* TASK TO COMPLETE: Where a line contains the word "ingredient", copy that line in full.

* SUPPLIED DATA:
+++

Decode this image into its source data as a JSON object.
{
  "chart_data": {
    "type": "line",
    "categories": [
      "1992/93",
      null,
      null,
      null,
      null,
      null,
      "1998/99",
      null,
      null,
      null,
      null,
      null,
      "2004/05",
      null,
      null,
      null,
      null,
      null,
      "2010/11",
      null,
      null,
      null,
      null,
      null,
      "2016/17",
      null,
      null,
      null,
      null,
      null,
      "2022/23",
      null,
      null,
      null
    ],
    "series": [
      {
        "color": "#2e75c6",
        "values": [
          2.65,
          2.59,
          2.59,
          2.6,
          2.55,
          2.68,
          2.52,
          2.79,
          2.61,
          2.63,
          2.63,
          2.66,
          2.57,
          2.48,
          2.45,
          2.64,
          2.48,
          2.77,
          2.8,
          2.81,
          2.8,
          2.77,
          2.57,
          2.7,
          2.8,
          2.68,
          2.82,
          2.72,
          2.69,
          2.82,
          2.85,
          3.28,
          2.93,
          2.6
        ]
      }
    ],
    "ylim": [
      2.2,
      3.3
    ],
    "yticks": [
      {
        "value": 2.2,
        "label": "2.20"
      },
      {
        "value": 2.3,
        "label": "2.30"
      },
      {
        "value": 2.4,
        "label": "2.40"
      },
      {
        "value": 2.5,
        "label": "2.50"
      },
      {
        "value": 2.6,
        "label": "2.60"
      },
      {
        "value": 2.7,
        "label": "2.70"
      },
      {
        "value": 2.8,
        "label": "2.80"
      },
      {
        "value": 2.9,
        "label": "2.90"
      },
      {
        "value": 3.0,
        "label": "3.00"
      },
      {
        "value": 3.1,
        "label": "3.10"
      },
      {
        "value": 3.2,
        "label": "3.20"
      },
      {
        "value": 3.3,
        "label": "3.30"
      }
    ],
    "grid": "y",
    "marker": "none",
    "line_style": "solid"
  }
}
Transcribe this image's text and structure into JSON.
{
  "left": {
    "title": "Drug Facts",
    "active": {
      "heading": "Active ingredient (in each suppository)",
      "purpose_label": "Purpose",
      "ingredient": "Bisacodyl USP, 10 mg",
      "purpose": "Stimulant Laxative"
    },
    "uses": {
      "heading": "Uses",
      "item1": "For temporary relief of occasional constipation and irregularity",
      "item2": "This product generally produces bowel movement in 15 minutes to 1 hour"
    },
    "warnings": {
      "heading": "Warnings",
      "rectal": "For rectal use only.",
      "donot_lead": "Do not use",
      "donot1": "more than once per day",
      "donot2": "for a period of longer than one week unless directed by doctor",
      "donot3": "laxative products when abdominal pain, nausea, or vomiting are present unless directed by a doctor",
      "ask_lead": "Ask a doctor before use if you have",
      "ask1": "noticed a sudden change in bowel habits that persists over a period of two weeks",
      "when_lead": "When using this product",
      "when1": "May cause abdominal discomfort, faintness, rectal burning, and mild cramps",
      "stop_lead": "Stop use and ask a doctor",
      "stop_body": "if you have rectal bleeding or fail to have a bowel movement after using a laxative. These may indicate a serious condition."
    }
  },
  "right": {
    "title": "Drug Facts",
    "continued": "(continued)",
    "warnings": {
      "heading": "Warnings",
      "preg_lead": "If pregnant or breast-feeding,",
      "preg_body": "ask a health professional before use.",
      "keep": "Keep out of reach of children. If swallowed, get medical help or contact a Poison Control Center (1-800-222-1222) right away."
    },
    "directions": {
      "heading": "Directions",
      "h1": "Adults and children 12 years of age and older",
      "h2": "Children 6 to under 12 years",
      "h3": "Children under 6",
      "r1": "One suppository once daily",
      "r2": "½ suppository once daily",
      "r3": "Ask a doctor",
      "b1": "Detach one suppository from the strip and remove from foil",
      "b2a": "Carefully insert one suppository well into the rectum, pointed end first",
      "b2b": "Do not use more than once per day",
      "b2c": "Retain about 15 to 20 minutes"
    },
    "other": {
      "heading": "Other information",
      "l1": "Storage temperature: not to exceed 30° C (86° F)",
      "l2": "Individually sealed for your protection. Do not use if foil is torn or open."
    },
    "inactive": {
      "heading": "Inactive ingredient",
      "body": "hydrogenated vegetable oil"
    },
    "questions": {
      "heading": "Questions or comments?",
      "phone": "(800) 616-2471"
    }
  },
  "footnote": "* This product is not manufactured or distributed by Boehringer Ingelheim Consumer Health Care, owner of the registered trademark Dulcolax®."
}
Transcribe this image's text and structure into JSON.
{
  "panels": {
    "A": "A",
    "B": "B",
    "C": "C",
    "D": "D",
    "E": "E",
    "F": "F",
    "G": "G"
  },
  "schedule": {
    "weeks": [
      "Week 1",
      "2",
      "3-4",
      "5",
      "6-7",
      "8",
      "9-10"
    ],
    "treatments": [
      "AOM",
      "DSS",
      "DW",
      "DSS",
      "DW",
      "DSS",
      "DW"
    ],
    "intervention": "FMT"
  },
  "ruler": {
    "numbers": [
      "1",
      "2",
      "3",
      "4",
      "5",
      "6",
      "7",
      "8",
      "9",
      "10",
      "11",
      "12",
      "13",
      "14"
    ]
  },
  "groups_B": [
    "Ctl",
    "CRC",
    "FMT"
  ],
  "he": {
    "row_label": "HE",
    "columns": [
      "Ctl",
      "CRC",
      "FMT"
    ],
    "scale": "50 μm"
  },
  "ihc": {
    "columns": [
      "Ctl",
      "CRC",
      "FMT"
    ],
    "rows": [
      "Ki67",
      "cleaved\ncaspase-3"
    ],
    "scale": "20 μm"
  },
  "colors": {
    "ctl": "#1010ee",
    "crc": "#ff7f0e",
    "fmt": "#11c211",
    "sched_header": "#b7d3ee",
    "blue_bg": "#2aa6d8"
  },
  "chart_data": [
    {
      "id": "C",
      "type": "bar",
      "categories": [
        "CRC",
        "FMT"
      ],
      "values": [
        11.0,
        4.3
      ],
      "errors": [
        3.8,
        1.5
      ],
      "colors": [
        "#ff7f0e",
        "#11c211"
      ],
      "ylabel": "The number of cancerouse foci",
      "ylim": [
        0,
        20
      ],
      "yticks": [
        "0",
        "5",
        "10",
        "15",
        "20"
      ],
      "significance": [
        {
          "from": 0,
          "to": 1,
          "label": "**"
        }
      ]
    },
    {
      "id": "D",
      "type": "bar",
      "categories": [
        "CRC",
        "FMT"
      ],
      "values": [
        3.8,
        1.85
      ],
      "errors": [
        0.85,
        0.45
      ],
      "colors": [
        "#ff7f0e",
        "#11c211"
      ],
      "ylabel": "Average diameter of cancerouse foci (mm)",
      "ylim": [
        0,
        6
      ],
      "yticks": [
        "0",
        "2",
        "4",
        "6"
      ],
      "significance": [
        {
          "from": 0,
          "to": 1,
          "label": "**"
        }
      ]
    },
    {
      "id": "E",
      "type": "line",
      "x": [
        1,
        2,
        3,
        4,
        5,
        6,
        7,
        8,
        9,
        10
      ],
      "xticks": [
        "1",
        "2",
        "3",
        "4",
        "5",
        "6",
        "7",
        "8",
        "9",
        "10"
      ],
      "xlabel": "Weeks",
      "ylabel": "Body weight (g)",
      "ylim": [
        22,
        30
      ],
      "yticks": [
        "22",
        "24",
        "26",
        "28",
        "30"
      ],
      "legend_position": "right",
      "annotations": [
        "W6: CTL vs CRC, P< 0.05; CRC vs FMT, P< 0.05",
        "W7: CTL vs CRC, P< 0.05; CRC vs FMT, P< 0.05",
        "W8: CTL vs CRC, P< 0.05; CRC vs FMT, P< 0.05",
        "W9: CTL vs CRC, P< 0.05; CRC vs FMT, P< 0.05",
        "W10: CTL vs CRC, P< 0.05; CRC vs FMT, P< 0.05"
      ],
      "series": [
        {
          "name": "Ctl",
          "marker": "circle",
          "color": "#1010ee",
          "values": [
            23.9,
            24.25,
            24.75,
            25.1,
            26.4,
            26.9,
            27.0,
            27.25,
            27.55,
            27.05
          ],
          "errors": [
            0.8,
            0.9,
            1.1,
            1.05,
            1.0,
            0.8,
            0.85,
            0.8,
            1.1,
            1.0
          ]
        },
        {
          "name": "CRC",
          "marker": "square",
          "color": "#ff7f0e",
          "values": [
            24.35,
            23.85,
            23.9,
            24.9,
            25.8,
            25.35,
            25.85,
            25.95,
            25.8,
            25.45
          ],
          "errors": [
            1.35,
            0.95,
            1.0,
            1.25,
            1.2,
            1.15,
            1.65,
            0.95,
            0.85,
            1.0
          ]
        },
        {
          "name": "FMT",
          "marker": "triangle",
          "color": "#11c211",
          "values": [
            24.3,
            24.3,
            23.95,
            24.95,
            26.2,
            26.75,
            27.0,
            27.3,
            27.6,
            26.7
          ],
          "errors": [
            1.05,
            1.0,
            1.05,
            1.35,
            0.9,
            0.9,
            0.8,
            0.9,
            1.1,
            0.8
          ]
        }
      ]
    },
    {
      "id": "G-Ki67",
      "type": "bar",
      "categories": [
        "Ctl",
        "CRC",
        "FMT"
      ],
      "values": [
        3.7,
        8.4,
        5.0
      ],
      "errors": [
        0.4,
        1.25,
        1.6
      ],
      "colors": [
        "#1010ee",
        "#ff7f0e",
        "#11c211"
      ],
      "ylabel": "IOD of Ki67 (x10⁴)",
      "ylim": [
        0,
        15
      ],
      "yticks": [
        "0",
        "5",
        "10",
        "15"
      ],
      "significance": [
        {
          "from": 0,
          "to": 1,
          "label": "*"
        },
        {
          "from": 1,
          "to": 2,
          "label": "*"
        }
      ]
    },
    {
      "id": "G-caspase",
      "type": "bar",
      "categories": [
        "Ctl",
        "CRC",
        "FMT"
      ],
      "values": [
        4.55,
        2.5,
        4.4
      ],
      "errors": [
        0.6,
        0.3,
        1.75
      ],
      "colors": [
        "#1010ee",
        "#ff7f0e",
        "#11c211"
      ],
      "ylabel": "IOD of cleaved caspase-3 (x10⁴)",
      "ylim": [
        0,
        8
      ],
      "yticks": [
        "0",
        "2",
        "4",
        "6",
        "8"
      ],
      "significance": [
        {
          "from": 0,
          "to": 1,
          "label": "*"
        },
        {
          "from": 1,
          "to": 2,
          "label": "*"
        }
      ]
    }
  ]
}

+++

* RESULT OF THIS EXERCISE:
      "heading": "Active ingredient (in each suppository)",
      "ingredient": "Bisacodyl USP, 10 mg",
      "heading": "Inactive ingredient",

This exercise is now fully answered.